begin EXTRACTED RECORDS

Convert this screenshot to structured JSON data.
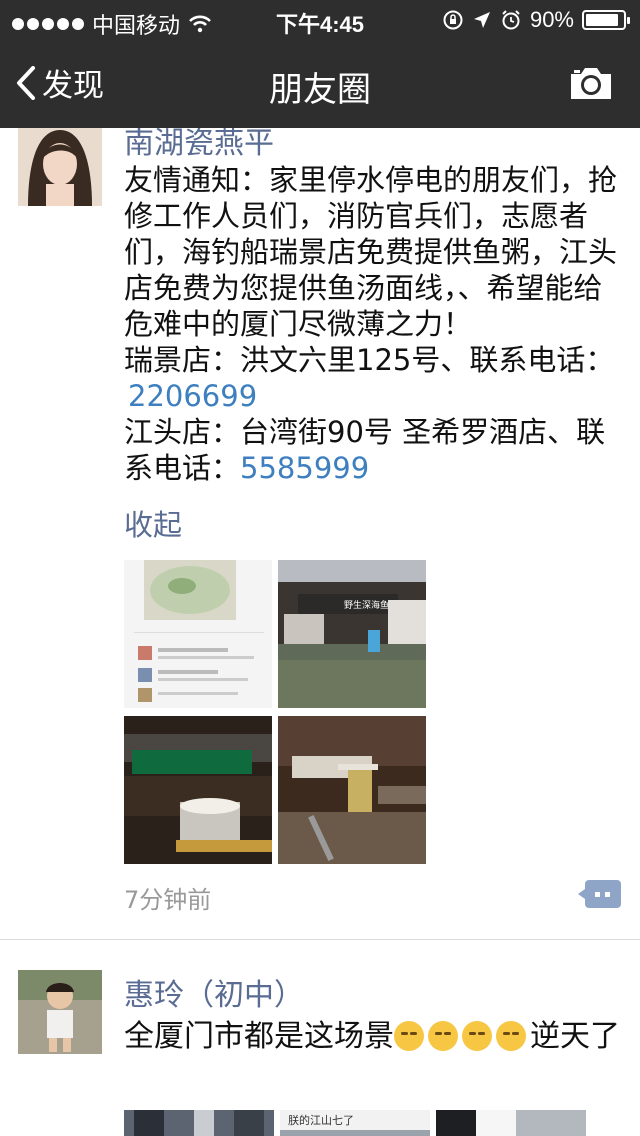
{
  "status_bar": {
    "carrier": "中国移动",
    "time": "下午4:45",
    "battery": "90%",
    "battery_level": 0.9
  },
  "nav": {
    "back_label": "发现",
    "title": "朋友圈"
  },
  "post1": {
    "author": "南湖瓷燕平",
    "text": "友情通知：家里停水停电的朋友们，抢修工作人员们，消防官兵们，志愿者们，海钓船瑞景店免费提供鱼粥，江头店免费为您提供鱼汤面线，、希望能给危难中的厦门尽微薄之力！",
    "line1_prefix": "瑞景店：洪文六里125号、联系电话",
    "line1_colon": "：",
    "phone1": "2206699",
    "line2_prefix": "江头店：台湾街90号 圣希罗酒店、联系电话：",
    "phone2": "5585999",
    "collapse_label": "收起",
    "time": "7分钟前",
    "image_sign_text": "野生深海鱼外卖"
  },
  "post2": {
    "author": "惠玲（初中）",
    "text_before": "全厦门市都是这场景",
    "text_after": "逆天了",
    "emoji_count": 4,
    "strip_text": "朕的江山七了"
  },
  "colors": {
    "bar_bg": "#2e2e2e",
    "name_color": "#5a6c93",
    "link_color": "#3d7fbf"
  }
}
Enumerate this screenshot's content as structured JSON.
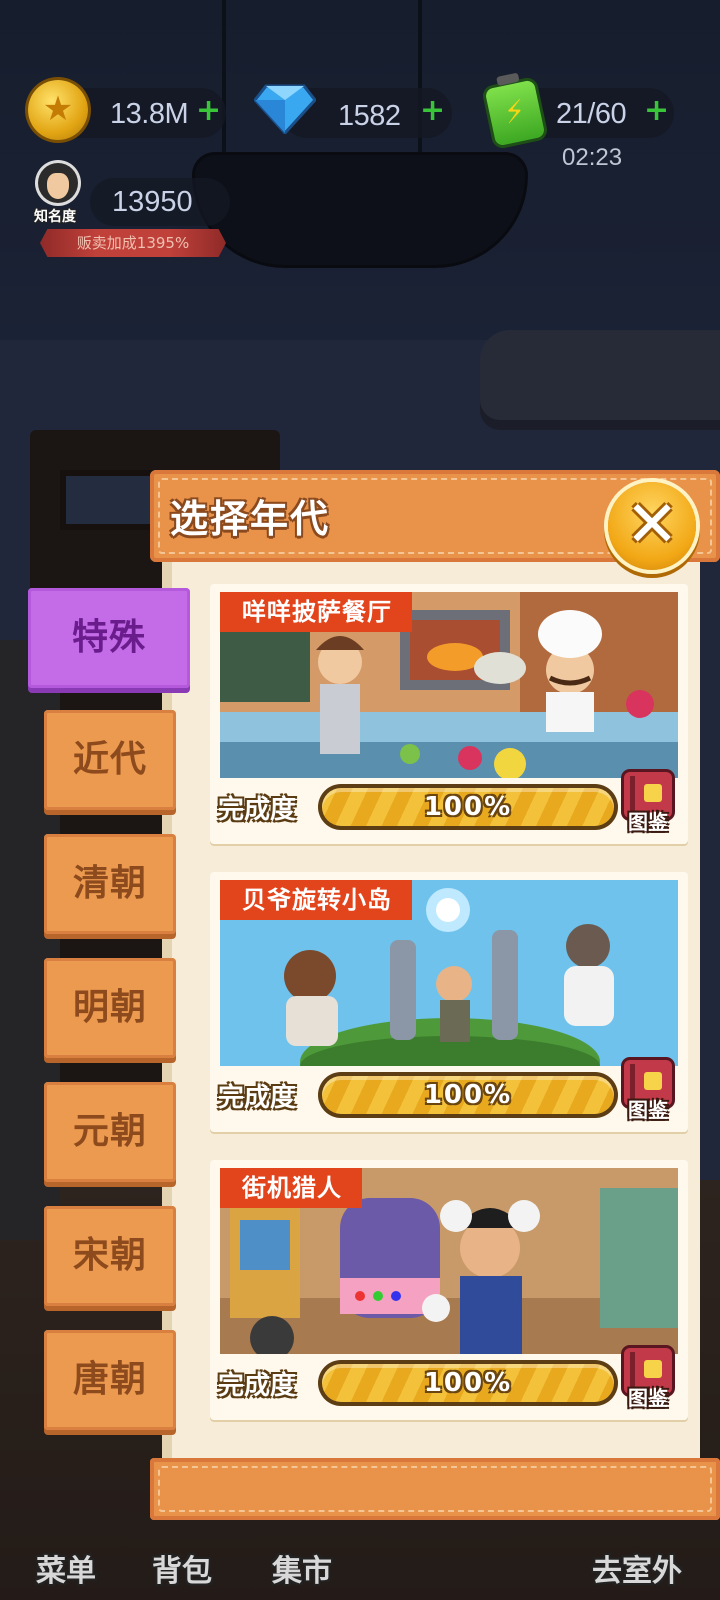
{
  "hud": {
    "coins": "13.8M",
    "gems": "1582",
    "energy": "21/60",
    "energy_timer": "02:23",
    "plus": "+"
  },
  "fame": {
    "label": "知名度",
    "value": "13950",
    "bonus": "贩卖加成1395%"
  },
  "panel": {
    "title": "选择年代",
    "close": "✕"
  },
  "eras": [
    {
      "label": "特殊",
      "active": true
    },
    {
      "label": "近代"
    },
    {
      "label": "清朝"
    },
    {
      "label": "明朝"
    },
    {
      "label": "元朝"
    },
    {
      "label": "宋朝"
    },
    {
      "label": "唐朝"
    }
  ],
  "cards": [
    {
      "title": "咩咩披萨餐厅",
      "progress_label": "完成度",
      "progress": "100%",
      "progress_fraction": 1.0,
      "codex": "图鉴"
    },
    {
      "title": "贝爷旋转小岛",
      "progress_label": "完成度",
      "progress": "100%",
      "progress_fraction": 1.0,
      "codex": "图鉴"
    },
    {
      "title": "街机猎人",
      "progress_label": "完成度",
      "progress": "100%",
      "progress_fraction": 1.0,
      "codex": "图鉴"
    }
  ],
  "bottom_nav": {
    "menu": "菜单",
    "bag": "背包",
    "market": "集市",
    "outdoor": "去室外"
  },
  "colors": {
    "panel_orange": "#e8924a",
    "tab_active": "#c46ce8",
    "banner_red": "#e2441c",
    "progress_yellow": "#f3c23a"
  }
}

end EXTRACTED RECORDS

STATED EXERCISE:
Where a line in the material contains "联系电话", copy that line.

THE RESULT:
    "line1_prefix": "瑞景店：洪文六里125号、联系电话",
    "line2_prefix": "江头店：台湾街90号 圣希罗酒店、联系电话：",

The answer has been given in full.